» The task: Would you pull out every line of the material that contains the string "Regler"?

» Input:
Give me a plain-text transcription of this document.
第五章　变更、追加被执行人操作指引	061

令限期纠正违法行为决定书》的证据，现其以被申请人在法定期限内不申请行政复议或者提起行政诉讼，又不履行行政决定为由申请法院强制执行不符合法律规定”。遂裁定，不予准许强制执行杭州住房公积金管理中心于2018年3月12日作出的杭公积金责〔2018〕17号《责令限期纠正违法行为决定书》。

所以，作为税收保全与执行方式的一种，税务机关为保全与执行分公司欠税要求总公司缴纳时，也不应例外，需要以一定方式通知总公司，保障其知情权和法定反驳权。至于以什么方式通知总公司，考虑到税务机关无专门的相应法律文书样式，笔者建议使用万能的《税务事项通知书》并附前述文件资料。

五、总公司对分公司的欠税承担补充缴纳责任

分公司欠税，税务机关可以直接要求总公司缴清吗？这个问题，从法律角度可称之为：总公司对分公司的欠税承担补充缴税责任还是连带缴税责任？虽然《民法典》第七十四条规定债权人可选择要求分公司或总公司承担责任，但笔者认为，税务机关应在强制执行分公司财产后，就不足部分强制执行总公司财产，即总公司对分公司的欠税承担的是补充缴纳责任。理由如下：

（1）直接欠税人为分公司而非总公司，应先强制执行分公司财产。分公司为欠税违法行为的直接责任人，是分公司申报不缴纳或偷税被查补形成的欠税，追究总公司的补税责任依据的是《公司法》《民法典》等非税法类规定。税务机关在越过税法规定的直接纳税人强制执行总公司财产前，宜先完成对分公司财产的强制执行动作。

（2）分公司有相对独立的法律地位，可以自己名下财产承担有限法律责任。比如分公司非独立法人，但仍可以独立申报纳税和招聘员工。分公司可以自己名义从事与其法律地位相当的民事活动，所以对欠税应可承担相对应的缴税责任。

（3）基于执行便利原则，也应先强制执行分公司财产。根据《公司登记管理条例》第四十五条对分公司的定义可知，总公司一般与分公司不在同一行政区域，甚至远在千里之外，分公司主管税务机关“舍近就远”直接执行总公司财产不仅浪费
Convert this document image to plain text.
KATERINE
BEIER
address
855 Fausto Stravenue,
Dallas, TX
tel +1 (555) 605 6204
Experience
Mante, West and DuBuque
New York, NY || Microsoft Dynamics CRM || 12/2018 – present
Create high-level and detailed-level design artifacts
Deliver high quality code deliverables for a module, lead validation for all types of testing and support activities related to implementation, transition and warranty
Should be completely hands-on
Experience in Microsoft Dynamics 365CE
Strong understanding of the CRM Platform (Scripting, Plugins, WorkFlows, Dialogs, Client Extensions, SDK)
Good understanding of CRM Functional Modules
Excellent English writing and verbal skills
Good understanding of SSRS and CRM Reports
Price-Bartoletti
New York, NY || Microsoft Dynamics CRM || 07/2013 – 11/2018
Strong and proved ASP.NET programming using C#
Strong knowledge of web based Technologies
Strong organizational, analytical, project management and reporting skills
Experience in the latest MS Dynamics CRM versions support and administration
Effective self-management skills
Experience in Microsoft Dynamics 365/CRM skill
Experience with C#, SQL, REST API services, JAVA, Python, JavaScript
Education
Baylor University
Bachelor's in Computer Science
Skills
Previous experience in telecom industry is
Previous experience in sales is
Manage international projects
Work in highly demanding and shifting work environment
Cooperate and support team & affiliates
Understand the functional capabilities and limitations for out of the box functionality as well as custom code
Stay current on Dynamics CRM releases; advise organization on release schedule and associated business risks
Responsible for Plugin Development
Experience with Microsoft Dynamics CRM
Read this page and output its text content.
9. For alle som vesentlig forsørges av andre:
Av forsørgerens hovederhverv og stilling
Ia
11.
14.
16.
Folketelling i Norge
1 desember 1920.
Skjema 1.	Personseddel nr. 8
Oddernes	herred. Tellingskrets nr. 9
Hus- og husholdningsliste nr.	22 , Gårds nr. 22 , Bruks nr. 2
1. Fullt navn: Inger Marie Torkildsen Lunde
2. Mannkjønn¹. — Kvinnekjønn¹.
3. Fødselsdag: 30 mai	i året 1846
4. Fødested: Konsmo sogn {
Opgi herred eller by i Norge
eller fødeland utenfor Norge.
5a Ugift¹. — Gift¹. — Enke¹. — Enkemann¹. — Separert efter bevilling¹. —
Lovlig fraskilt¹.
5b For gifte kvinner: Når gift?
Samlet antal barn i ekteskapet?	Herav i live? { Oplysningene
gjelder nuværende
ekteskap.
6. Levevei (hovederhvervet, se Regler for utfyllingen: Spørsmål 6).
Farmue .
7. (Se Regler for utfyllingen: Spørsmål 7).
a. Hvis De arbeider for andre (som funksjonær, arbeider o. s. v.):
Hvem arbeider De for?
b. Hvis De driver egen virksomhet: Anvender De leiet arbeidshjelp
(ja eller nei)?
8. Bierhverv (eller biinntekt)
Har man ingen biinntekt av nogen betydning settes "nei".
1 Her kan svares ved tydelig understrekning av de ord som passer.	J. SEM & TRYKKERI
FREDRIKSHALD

» Result of this task:
6. Levevei (hovederhvervet, se Regler for utfyllingen: Spørsmål 6).
7. (Se Regler for utfyllingen: Spørsmål 7).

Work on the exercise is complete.